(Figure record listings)
-*-*-

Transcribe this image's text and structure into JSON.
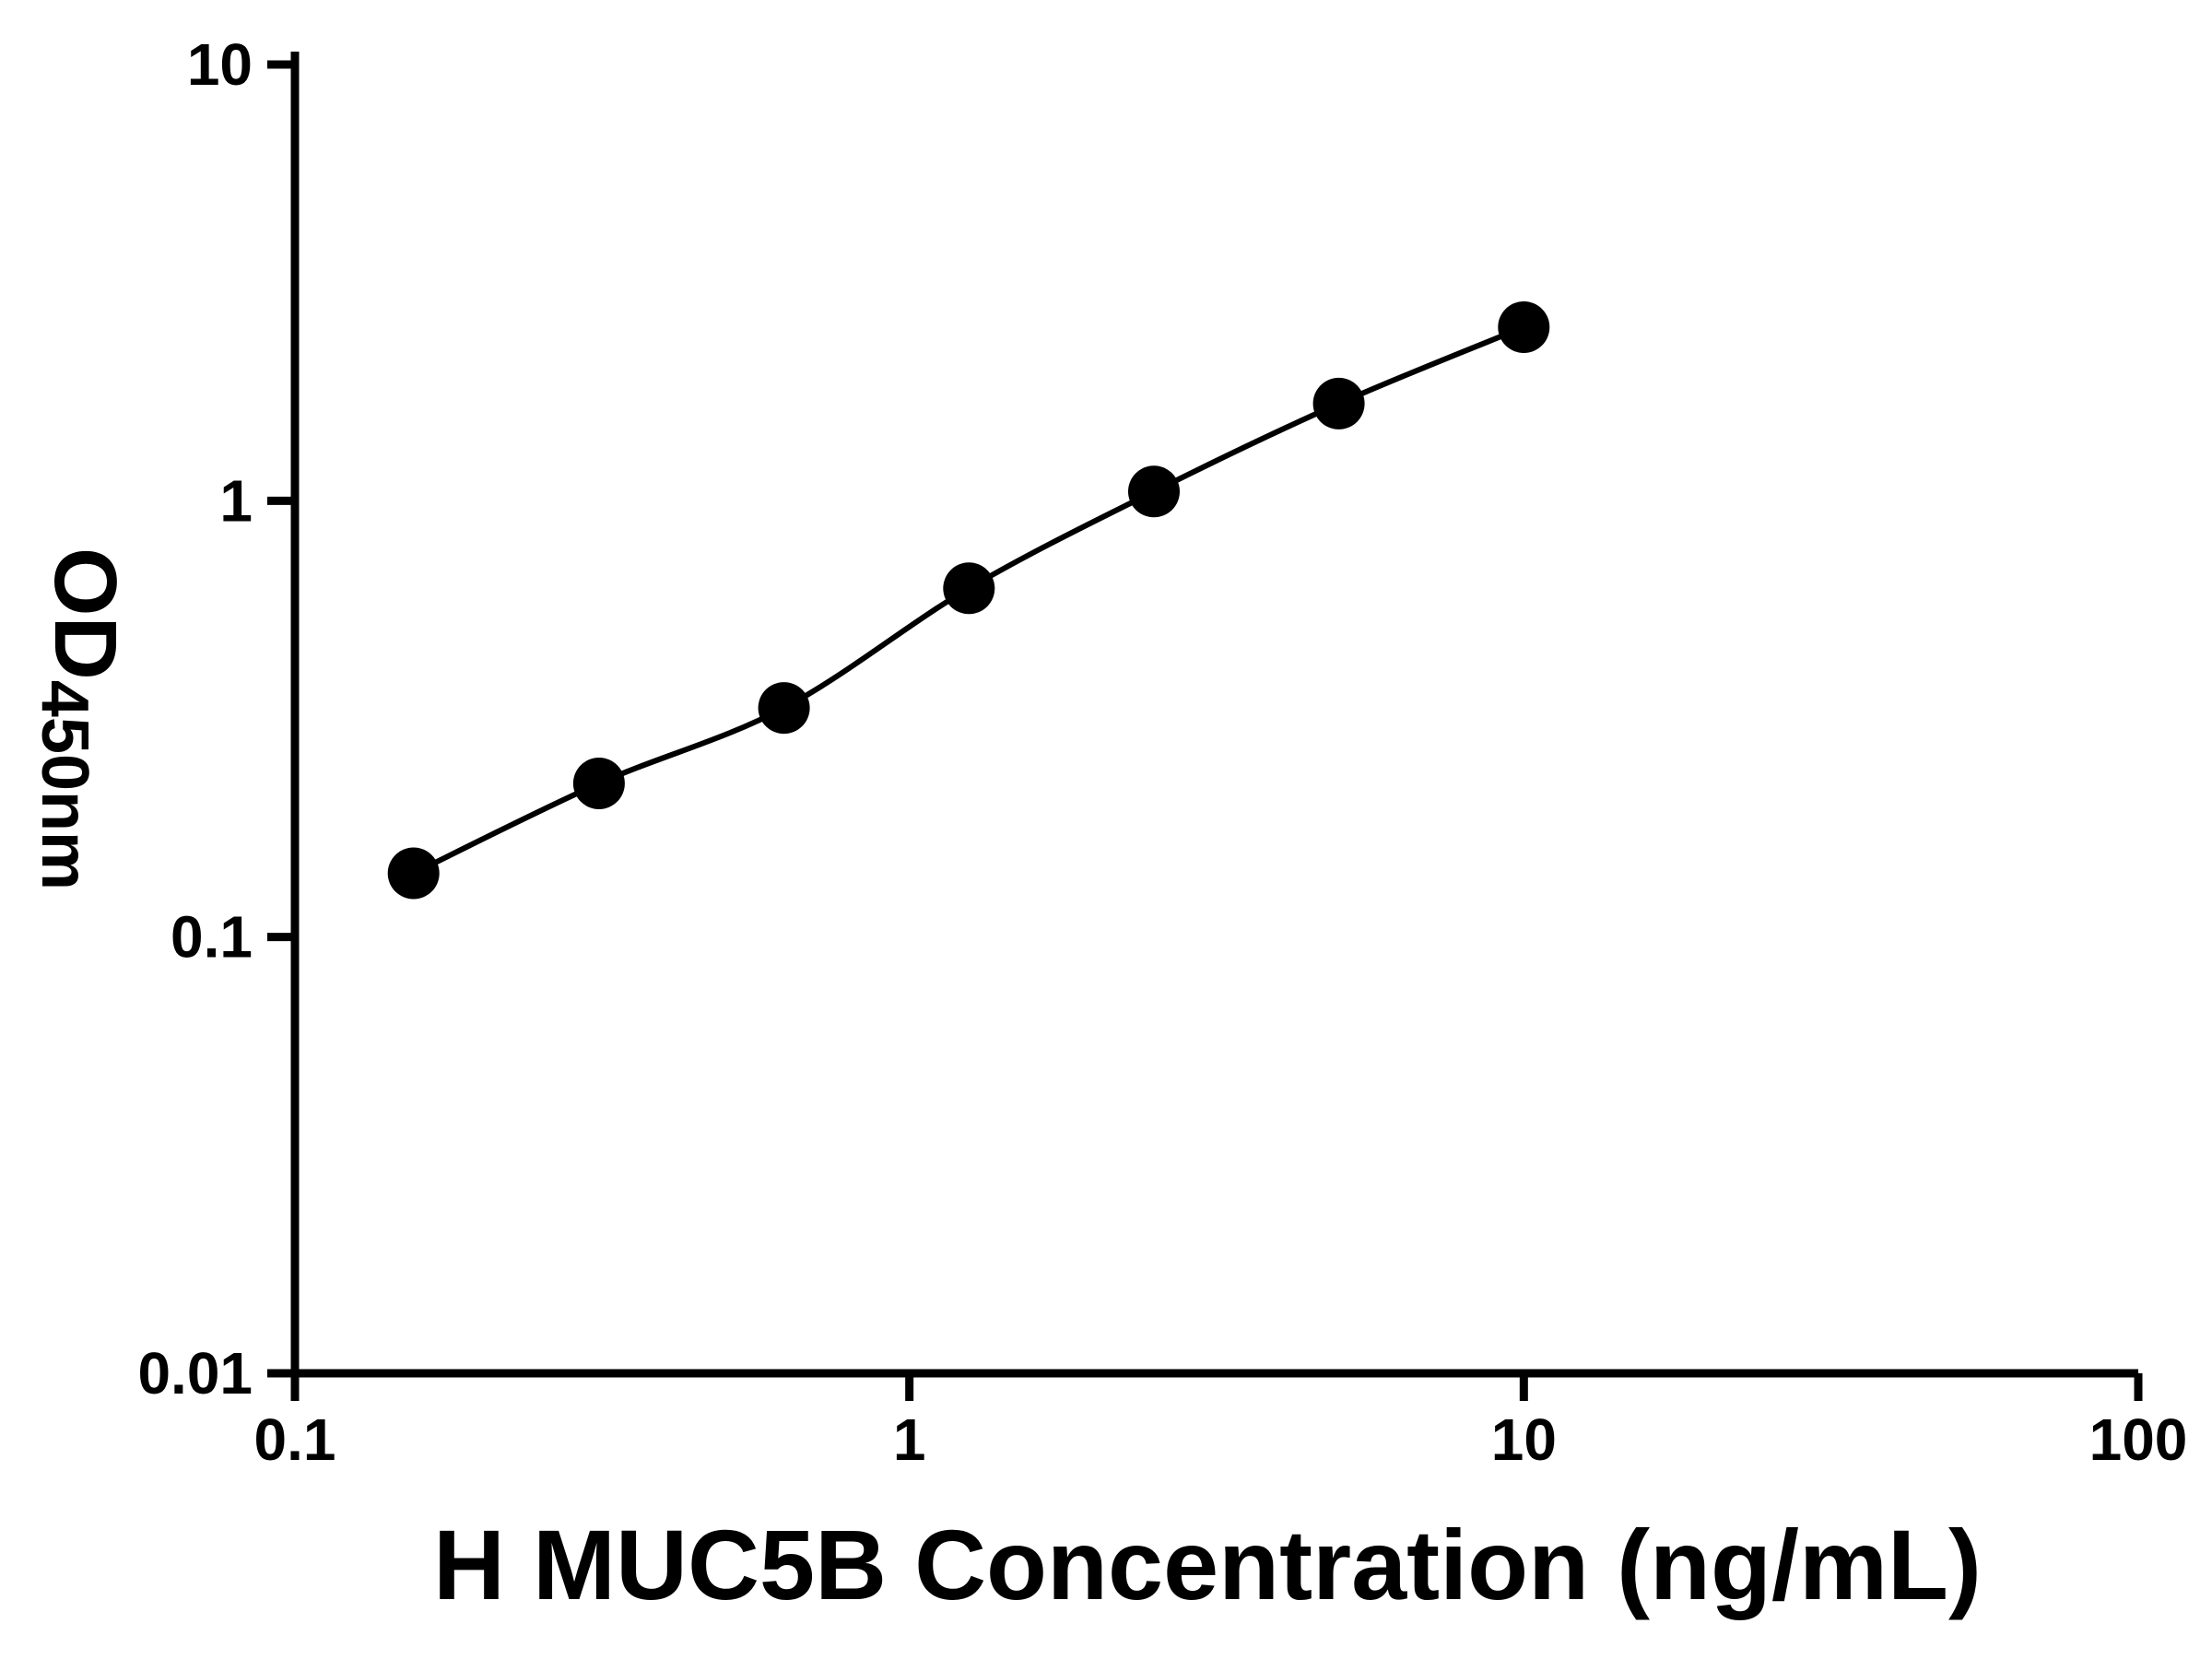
{
  "figure": {
    "background": "#ffffff"
  },
  "colors": {
    "axis": "#000000",
    "curve": "#000000",
    "marker": "#000000",
    "text": "#000000",
    "background": "#ffffff"
  },
  "chart_data": {
    "type": "scatter",
    "subtype": "log-log ELISA standard curve with fitted line through points",
    "title": "",
    "xlabel": "H MUC5B Concentration (ng/mL)",
    "ylabel_main": "OD",
    "ylabel_sub": "450nm",
    "x_scale": "log10",
    "y_scale": "log10",
    "xlim": [
      0.1,
      100
    ],
    "ylim": [
      0.01,
      10
    ],
    "grid": false,
    "legend": false,
    "x_ticks": [
      {
        "value": 0.1,
        "label": "0.1"
      },
      {
        "value": 1,
        "label": "1"
      },
      {
        "value": 10,
        "label": "10"
      },
      {
        "value": 100,
        "label": "100"
      }
    ],
    "y_ticks": [
      {
        "value": 0.01,
        "label": "0.01"
      },
      {
        "value": 0.1,
        "label": "0.1"
      },
      {
        "value": 1,
        "label": "1"
      },
      {
        "value": 10,
        "label": "10"
      }
    ],
    "series": [
      {
        "marker": "filled-circle",
        "color": "#000000",
        "points": [
          {
            "x": 0.156,
            "y": 0.14
          },
          {
            "x": 0.3125,
            "y": 0.225
          },
          {
            "x": 0.625,
            "y": 0.335
          },
          {
            "x": 1.25,
            "y": 0.63
          },
          {
            "x": 2.5,
            "y": 1.05
          },
          {
            "x": 5,
            "y": 1.67
          },
          {
            "x": 10,
            "y": 2.5
          }
        ]
      }
    ]
  }
}
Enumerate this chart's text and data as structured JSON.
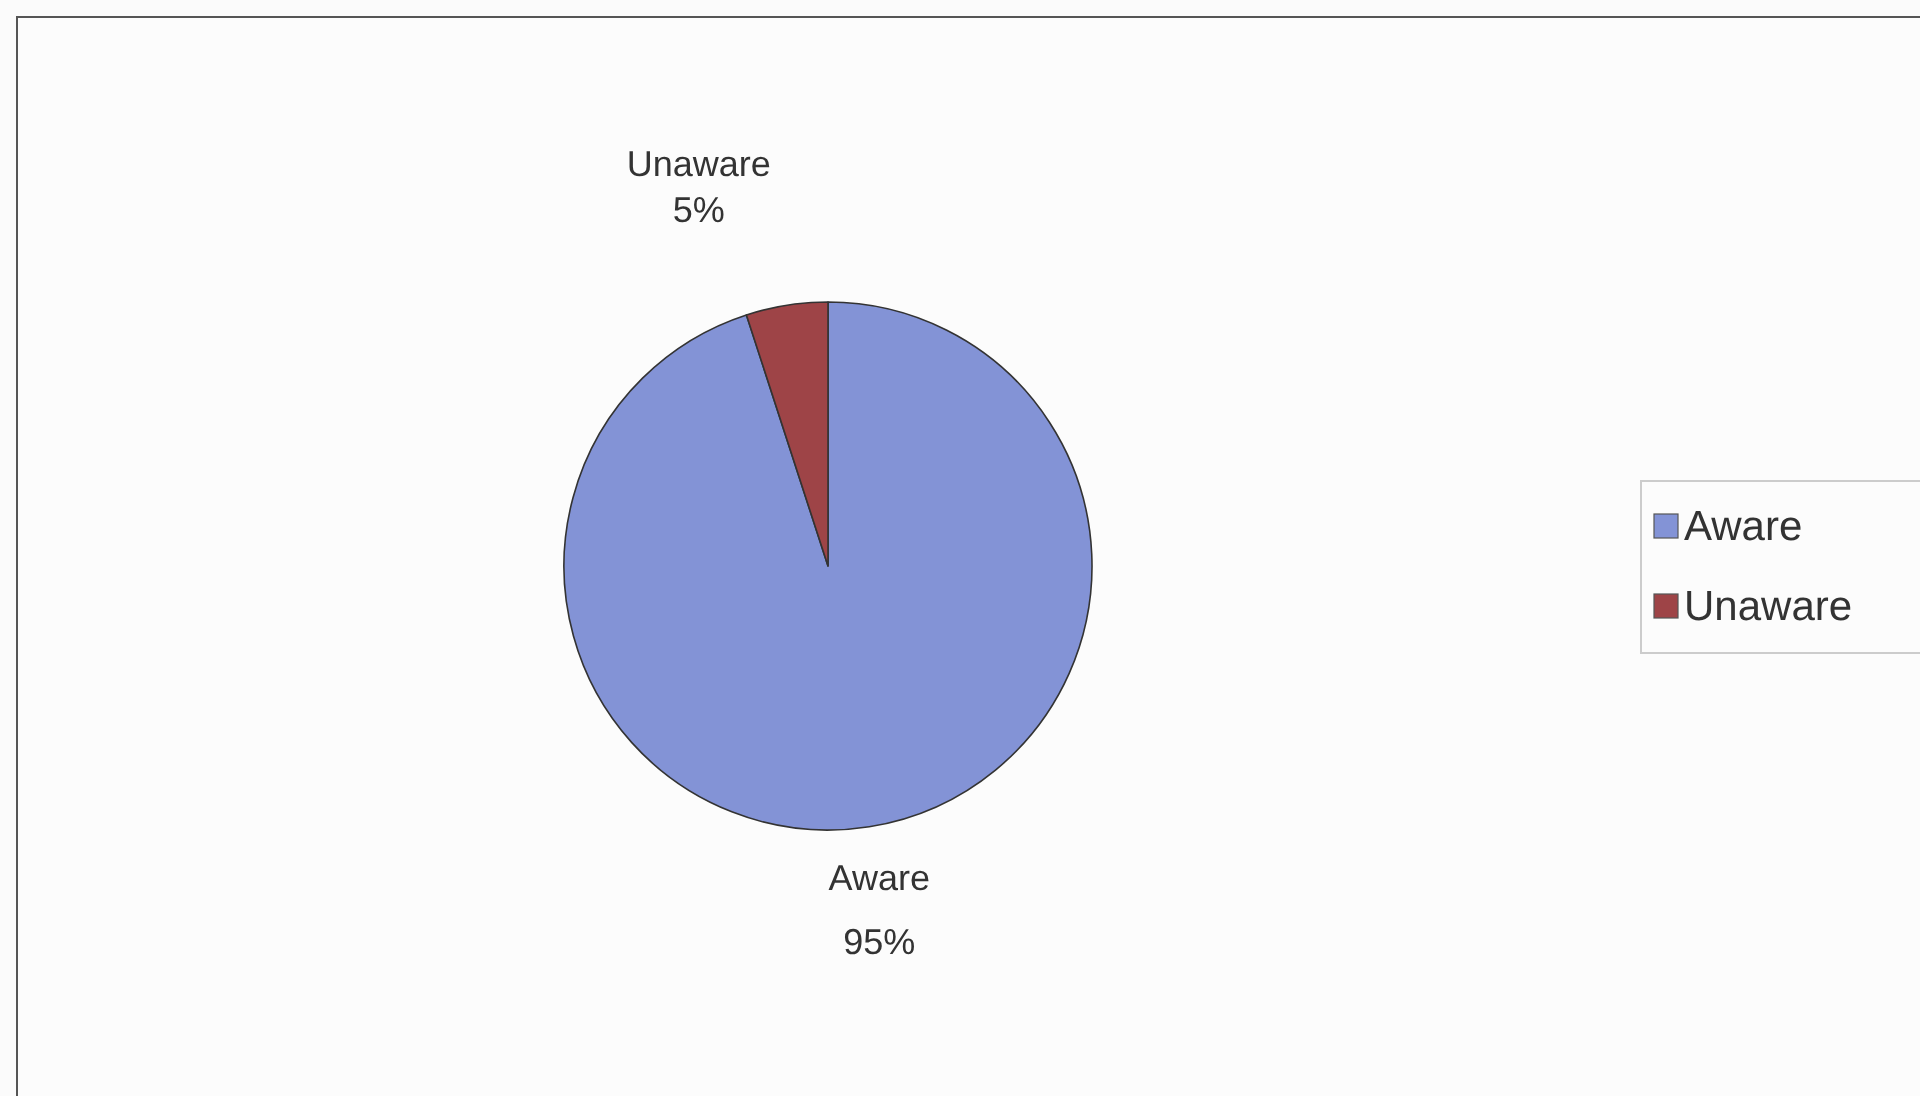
{
  "chart_data": {
    "type": "pie",
    "categories": [
      "Aware",
      "Unaware"
    ],
    "values": [
      95,
      5
    ],
    "colors": [
      "#8393d6",
      "#9e4447"
    ],
    "value_labels": [
      "95%",
      "5%"
    ],
    "legend": "right"
  }
}
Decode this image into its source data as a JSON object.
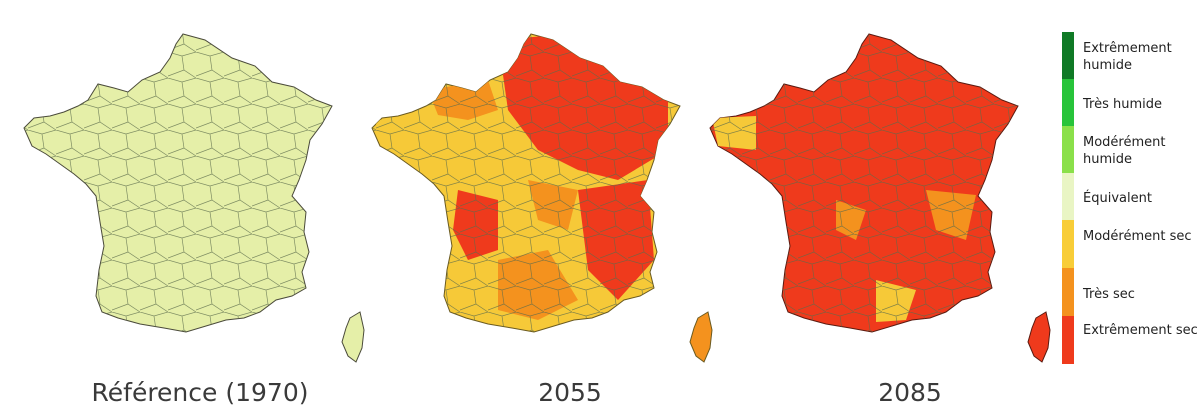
{
  "maps": [
    {
      "caption": "Référence (1970)",
      "base_color": "#e5efa8"
    },
    {
      "caption": "2055",
      "base_color": "#f6c938"
    },
    {
      "caption": "2085",
      "base_color": "#ef3a1c"
    }
  ],
  "legend": {
    "items": [
      {
        "label": "Extrêmement humide",
        "color": "#0f7a26"
      },
      {
        "label": "Très humide",
        "color": "#27c43a"
      },
      {
        "label": "Modérément humide",
        "color": "#8ae04a"
      },
      {
        "label": "Équivalent",
        "color": "#e9f5c4"
      },
      {
        "label": "Modérément sec",
        "color": "#f8cd38"
      },
      {
        "label": "Très sec",
        "color": "#f4921e"
      },
      {
        "label": "Extrêmement sec",
        "color": "#ef3a1c"
      }
    ]
  }
}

-*-*-

**STATED EXERCISE:** Repeat the material above word for word and skip every image in it.

**SOLUTION FOR THIS EXERCISE:**
Transcribe this image's text and structure into JSON.
{
  "figure": {
    "background": "#ffffff"
  },
  "colors": {
    "axis": "#000000",
    "curve": "#000000",
    "marker": "#000000",
    "text": "#000000",
    "background": "#ffffff"
  },
  "chart_data": {
    "type": "scatter",
    "subtype": "log-log ELISA standard curve with fitted line through points",
    "title": "",
    "xlabel": "H MUC5B Concentration (ng/mL)",
    "ylabel_main": "OD",
    "ylabel_sub": "450nm",
    "x_scale": "log10",
    "y_scale": "log10",
    "xlim": [
      0.1,
      100
    ],
    "ylim": [
      0.01,
      10
    ],
    "grid": false,
    "legend": false,
    "x_ticks": [
      {
        "value": 0.1,
        "label": "0.1"
      },
      {
        "value": 1,
        "label": "1"
      },
      {
        "value": 10,
        "label": "10"
      },
      {
        "value": 100,
        "label": "100"
      }
    ],
    "y_ticks": [
      {
        "value": 0.01,
        "label": "0.01"
      },
      {
        "value": 0.1,
        "label": "0.1"
      },
      {
        "value": 1,
        "label": "1"
      },
      {
        "value": 10,
        "label": "10"
      }
    ],
    "series": [
      {
        "marker": "filled-circle",
        "color": "#000000",
        "points": [
          {
            "x": 0.156,
            "y": 0.14
          },
          {
            "x": 0.3125,
            "y": 0.225
          },
          {
            "x": 0.625,
            "y": 0.335
          },
          {
            "x": 1.25,
            "y": 0.63
          },
          {
            "x": 2.5,
            "y": 1.05
          },
          {
            "x": 5,
            "y": 1.67
          },
          {
            "x": 10,
            "y": 2.5
          }
        ]
      }
    ]
  }
}
Enumerate this chart's text and data as structured JSON.
{
  "chart_data": {
    "type": "pie",
    "categories": [
      "Aware",
      "Unaware"
    ],
    "values": [
      95,
      5
    ],
    "colors": [
      "#8393d6",
      "#9e4447"
    ],
    "value_labels": [
      "95%",
      "5%"
    ],
    "legend": "right"
  }
}
Decode this image into its source data as a JSON object.
{
  "maps": [
    {
      "caption": "Référence (1970)",
      "base_color": "#e5efa8"
    },
    {
      "caption": "2055",
      "base_color": "#f6c938"
    },
    {
      "caption": "2085",
      "base_color": "#ef3a1c"
    }
  ],
  "legend": {
    "items": [
      {
        "label": "Extrêmement humide",
        "color": "#0f7a26"
      },
      {
        "label": "Très humide",
        "color": "#27c43a"
      },
      {
        "label": "Modérément humide",
        "color": "#8ae04a"
      },
      {
        "label": "Équivalent",
        "color": "#e9f5c4"
      },
      {
        "label": "Modérément sec",
        "color": "#f8cd38"
      },
      {
        "label": "Très sec",
        "color": "#f4921e"
      },
      {
        "label": "Extrêmement sec",
        "color": "#ef3a1c"
      }
    ]
  }
}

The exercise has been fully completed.